Note each line of the listing that contains the string "below", and copy it.

===

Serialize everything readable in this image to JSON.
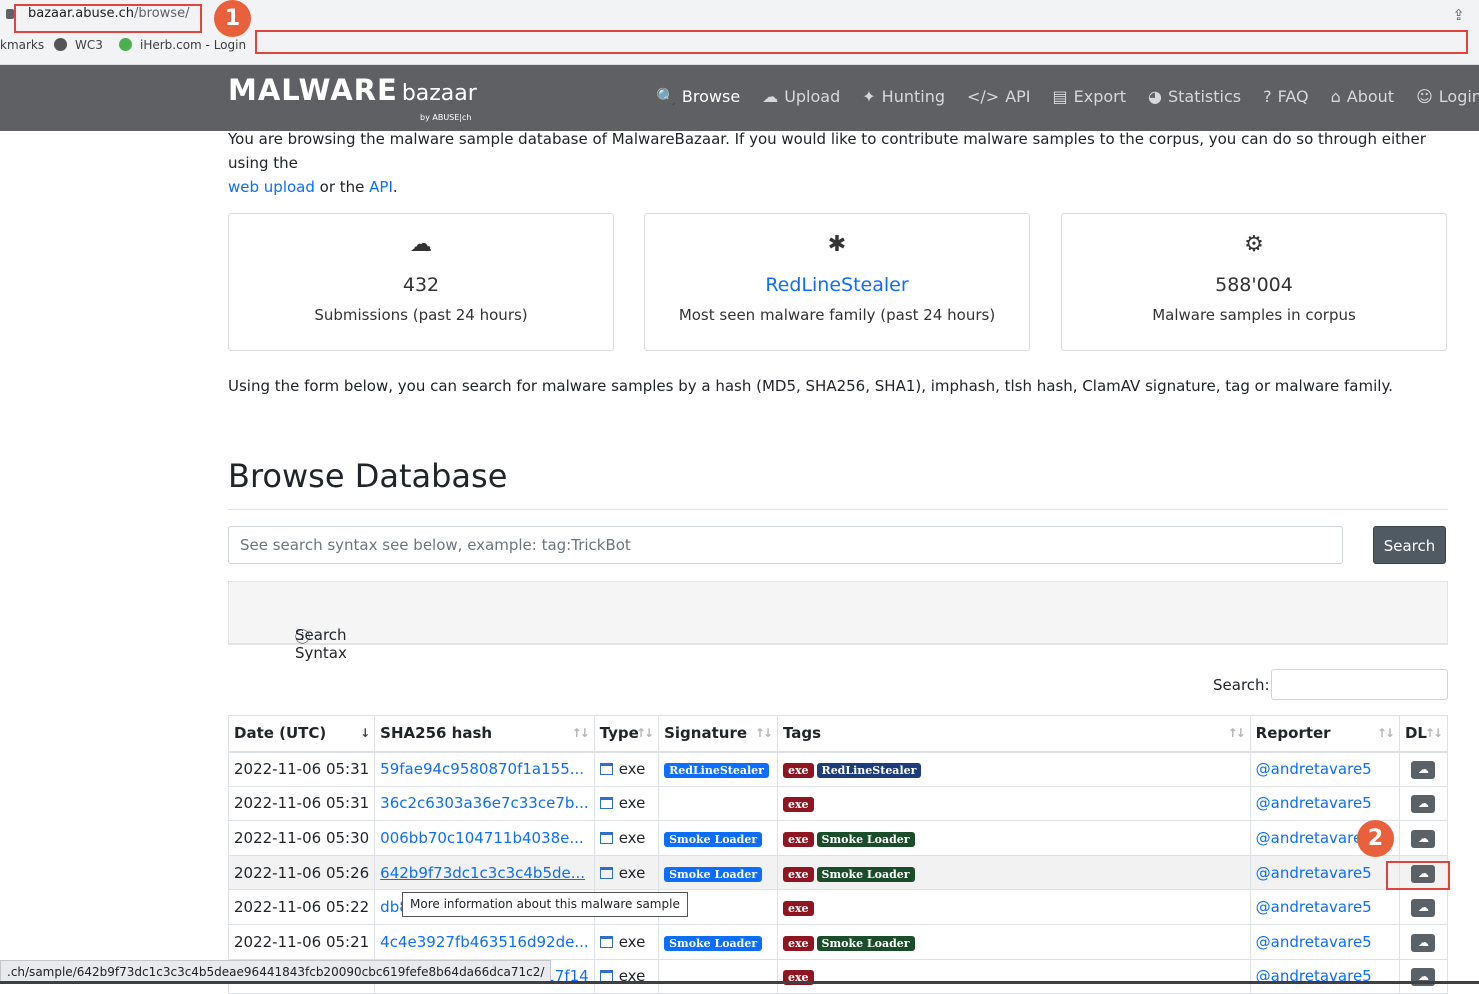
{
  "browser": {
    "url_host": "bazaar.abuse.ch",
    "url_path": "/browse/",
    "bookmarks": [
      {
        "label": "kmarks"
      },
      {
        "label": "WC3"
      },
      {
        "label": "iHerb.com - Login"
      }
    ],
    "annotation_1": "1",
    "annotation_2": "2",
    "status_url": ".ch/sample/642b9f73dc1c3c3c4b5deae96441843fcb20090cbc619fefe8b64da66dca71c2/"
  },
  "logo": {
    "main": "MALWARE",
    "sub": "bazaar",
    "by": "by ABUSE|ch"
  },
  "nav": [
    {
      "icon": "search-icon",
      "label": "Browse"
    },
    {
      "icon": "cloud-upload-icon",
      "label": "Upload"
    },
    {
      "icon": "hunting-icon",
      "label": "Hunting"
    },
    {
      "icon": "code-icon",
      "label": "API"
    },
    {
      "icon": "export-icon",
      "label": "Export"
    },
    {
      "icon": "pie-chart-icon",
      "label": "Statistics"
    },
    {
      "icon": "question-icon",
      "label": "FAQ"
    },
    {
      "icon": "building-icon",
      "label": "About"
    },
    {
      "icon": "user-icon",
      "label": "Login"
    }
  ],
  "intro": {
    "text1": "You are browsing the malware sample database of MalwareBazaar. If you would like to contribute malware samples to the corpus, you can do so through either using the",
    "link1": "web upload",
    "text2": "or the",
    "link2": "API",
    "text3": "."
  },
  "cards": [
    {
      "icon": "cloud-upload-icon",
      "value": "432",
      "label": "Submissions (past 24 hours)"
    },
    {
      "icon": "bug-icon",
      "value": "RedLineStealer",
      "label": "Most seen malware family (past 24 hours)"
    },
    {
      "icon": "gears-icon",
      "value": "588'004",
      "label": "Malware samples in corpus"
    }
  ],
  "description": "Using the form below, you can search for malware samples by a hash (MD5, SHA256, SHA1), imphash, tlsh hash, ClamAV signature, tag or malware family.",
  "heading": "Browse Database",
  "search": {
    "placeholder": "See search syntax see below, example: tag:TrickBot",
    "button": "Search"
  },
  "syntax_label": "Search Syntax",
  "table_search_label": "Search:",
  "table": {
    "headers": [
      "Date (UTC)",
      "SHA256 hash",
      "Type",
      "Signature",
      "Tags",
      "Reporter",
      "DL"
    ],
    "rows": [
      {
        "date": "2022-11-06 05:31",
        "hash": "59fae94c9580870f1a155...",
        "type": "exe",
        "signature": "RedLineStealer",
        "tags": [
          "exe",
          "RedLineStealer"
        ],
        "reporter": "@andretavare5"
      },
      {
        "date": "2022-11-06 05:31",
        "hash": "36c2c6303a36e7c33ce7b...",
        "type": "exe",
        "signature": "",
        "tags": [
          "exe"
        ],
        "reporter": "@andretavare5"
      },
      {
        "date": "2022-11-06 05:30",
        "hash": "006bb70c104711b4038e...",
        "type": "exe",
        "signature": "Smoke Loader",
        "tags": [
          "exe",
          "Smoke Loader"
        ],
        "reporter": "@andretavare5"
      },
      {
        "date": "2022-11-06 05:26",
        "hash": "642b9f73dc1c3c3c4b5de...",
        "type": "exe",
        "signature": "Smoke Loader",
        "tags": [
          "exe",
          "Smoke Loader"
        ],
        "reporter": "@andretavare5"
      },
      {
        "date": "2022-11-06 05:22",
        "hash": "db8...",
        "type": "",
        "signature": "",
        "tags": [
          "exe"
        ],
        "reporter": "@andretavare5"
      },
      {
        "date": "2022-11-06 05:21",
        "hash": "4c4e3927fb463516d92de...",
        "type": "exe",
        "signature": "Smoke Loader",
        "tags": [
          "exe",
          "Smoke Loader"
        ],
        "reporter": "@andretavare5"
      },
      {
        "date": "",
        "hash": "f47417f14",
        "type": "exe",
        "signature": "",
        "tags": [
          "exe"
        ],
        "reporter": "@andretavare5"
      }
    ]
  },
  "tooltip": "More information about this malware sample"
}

===

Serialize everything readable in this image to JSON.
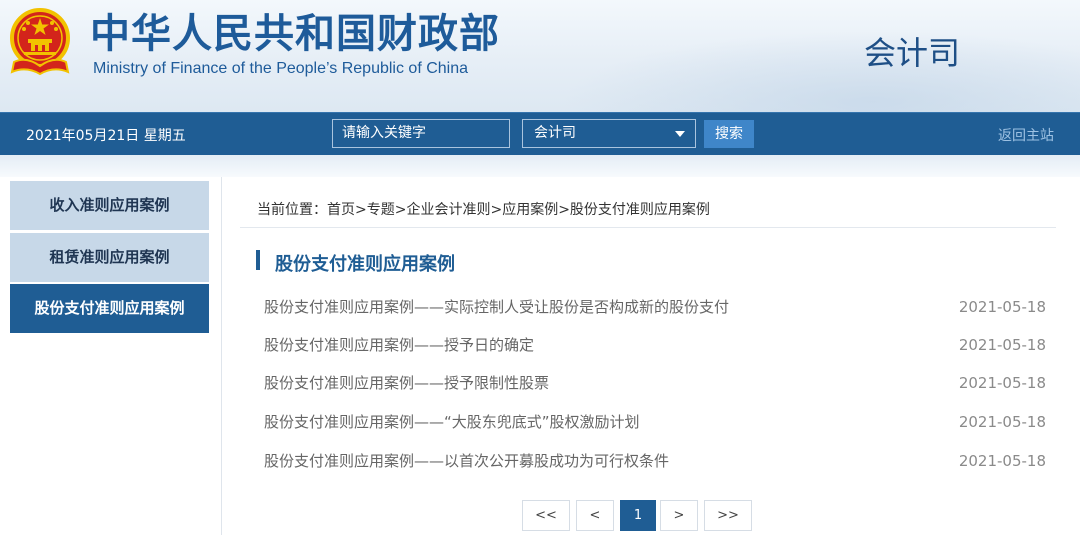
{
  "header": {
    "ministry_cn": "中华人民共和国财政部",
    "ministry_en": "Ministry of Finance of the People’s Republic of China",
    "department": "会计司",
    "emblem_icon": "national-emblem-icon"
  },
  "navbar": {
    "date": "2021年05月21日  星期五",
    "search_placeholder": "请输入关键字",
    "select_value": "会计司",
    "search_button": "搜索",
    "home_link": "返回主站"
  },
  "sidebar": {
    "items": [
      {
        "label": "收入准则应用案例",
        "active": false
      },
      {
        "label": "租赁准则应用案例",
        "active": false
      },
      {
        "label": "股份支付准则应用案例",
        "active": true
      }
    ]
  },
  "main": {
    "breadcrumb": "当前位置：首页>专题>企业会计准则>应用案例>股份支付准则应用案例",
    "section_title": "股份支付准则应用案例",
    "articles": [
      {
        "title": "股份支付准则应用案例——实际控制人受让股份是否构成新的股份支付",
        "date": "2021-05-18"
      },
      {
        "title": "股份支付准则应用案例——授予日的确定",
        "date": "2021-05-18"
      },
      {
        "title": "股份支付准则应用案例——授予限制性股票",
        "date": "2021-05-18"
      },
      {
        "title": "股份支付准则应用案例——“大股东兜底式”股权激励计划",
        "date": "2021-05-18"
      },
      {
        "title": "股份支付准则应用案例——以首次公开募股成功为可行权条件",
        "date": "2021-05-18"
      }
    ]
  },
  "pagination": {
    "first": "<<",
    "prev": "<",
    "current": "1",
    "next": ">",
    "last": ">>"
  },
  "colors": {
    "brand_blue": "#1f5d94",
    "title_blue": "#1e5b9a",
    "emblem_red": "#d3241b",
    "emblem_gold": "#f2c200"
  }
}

===

▶ **TASK OUTPUT**:
  "description": "Using the form below, you can search for malware samples by a hash (MD5, SHA256, SHA1), imphash, tlsh hash, ClamAV signature, tag or malware family.",
    "placeholder": "See search syntax see below, example: tag:TrickBot",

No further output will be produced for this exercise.